══ Provided data ══

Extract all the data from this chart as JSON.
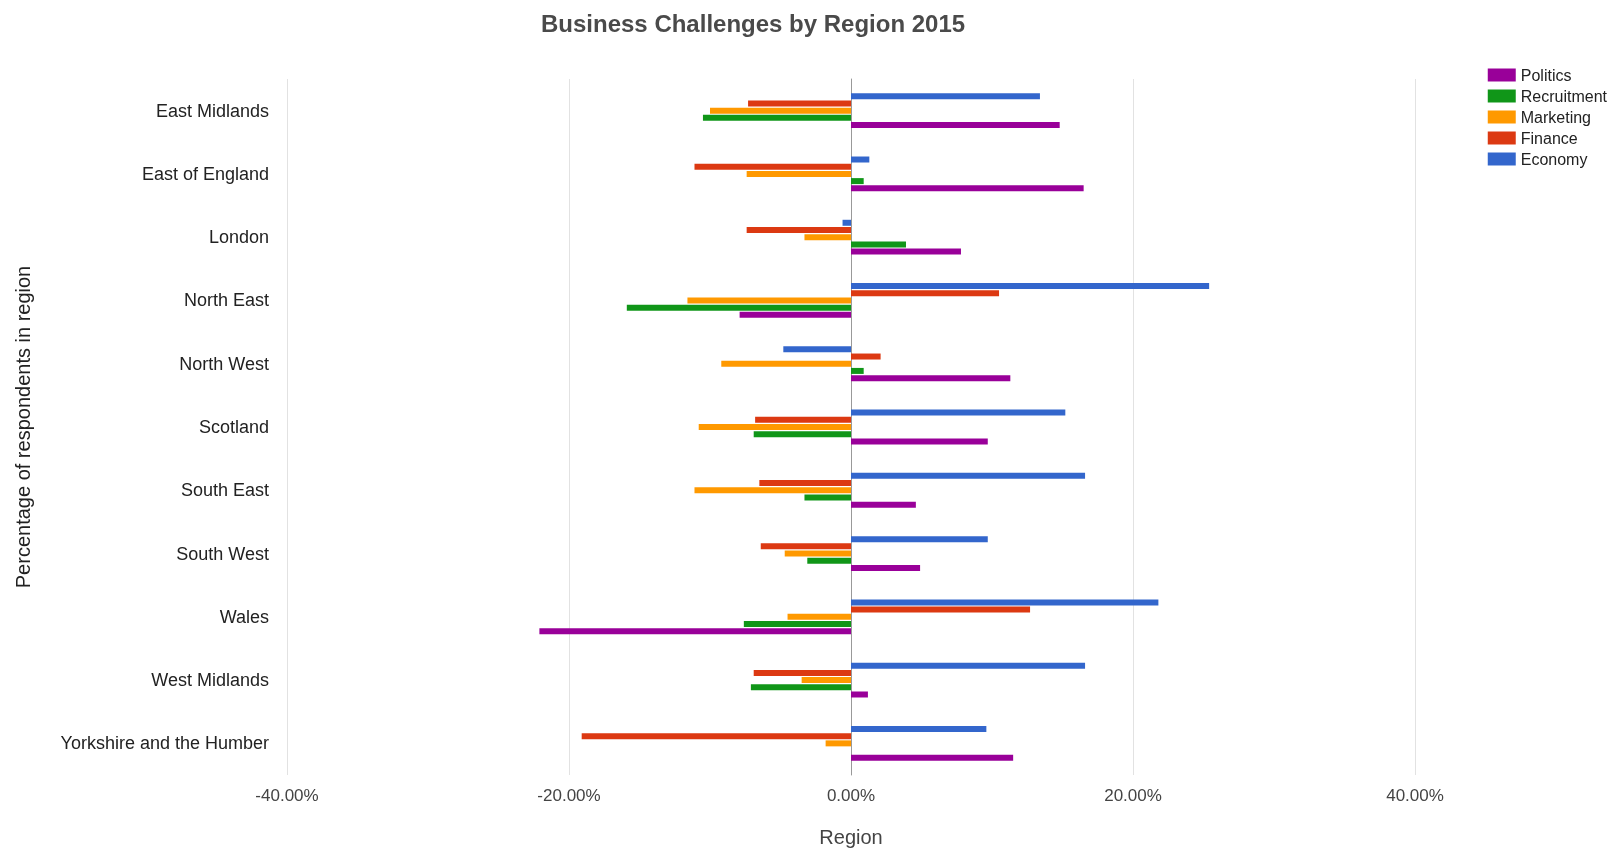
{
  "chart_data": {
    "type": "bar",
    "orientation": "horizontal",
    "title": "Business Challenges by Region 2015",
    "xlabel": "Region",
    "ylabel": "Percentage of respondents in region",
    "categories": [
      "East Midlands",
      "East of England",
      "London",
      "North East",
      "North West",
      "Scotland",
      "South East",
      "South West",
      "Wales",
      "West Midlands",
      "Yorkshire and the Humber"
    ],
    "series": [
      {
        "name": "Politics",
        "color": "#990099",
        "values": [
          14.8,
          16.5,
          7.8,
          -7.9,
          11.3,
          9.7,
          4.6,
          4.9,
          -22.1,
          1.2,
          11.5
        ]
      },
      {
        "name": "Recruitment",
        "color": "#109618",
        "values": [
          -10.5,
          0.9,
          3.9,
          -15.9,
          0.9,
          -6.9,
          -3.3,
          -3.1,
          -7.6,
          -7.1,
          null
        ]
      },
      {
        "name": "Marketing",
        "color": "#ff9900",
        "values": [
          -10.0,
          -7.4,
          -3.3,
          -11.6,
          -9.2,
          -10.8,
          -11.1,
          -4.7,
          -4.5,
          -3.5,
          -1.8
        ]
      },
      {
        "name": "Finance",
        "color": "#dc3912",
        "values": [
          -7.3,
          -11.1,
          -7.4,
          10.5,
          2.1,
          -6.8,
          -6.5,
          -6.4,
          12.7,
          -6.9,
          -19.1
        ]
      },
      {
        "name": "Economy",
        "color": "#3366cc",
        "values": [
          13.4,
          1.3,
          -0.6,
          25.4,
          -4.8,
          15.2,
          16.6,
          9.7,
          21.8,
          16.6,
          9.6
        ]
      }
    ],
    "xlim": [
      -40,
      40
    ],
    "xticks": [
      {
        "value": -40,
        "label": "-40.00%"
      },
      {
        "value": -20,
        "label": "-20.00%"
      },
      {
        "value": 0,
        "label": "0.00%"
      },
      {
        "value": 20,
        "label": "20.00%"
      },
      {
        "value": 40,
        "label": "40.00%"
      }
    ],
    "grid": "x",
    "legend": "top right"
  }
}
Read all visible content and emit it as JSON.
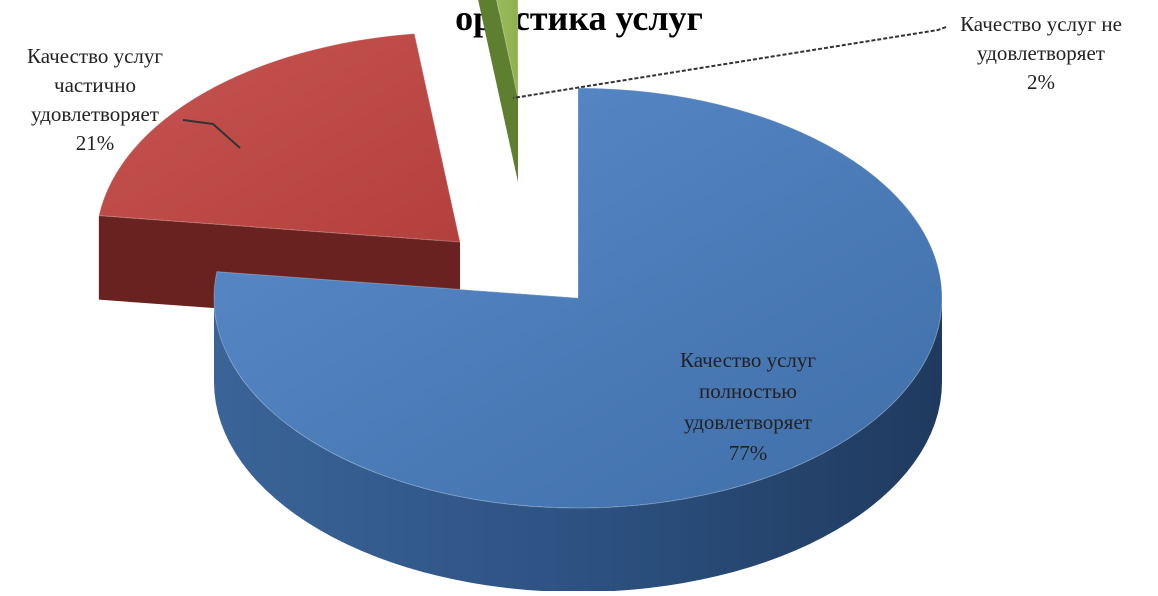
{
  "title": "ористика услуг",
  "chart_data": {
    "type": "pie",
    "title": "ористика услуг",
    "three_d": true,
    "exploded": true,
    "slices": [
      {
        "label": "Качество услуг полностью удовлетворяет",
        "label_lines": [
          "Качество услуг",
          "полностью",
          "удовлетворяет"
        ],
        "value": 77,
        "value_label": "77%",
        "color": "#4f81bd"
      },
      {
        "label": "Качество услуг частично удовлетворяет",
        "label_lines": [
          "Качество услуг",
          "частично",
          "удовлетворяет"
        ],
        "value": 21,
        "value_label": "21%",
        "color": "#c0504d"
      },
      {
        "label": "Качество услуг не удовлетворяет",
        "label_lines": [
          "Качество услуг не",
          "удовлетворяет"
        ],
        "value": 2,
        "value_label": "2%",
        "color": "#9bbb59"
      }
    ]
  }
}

═══

▶ **Objective**
Copy each line exactly, and leave the pictures out of your copy.

▶ **Correct output**
Extract all the data from this chart as JSON.
{
  "chart_data": {
    "type": "bar",
    "orientation": "horizontal",
    "title": "Business Challenges by Region 2015",
    "xlabel": "Region",
    "ylabel": "Percentage of respondents in region",
    "categories": [
      "East Midlands",
      "East of England",
      "London",
      "North East",
      "North West",
      "Scotland",
      "South East",
      "South West",
      "Wales",
      "West Midlands",
      "Yorkshire and the Humber"
    ],
    "series": [
      {
        "name": "Politics",
        "color": "#990099",
        "values": [
          14.8,
          16.5,
          7.8,
          -7.9,
          11.3,
          9.7,
          4.6,
          4.9,
          -22.1,
          1.2,
          11.5
        ]
      },
      {
        "name": "Recruitment",
        "color": "#109618",
        "values": [
          -10.5,
          0.9,
          3.9,
          -15.9,
          0.9,
          -6.9,
          -3.3,
          -3.1,
          -7.6,
          -7.1,
          null
        ]
      },
      {
        "name": "Marketing",
        "color": "#ff9900",
        "values": [
          -10.0,
          -7.4,
          -3.3,
          -11.6,
          -9.2,
          -10.8,
          -11.1,
          -4.7,
          -4.5,
          -3.5,
          -1.8
        ]
      },
      {
        "name": "Finance",
        "color": "#dc3912",
        "values": [
          -7.3,
          -11.1,
          -7.4,
          10.5,
          2.1,
          -6.8,
          -6.5,
          -6.4,
          12.7,
          -6.9,
          -19.1
        ]
      },
      {
        "name": "Economy",
        "color": "#3366cc",
        "values": [
          13.4,
          1.3,
          -0.6,
          25.4,
          -4.8,
          15.2,
          16.6,
          9.7,
          21.8,
          16.6,
          9.6
        ]
      }
    ],
    "xlim": [
      -40,
      40
    ],
    "xticks": [
      {
        "value": -40,
        "label": "-40.00%"
      },
      {
        "value": -20,
        "label": "-20.00%"
      },
      {
        "value": 0,
        "label": "0.00%"
      },
      {
        "value": 20,
        "label": "20.00%"
      },
      {
        "value": 40,
        "label": "40.00%"
      }
    ],
    "grid": "x",
    "legend": "top right"
  }
}
Read all visible content and emit it as JSON.
{
  "title": "ористика услуг",
  "chart_data": {
    "type": "pie",
    "title": "ористика услуг",
    "three_d": true,
    "exploded": true,
    "slices": [
      {
        "label": "Качество услуг полностью удовлетворяет",
        "label_lines": [
          "Качество услуг",
          "полностью",
          "удовлетворяет"
        ],
        "value": 77,
        "value_label": "77%",
        "color": "#4f81bd"
      },
      {
        "label": "Качество услуг частично удовлетворяет",
        "label_lines": [
          "Качество услуг",
          "частично",
          "удовлетворяет"
        ],
        "value": 21,
        "value_label": "21%",
        "color": "#c0504d"
      },
      {
        "label": "Качество услуг не удовлетворяет",
        "label_lines": [
          "Качество услуг не",
          "удовлетворяет"
        ],
        "value": 2,
        "value_label": "2%",
        "color": "#9bbb59"
      }
    ]
  }
}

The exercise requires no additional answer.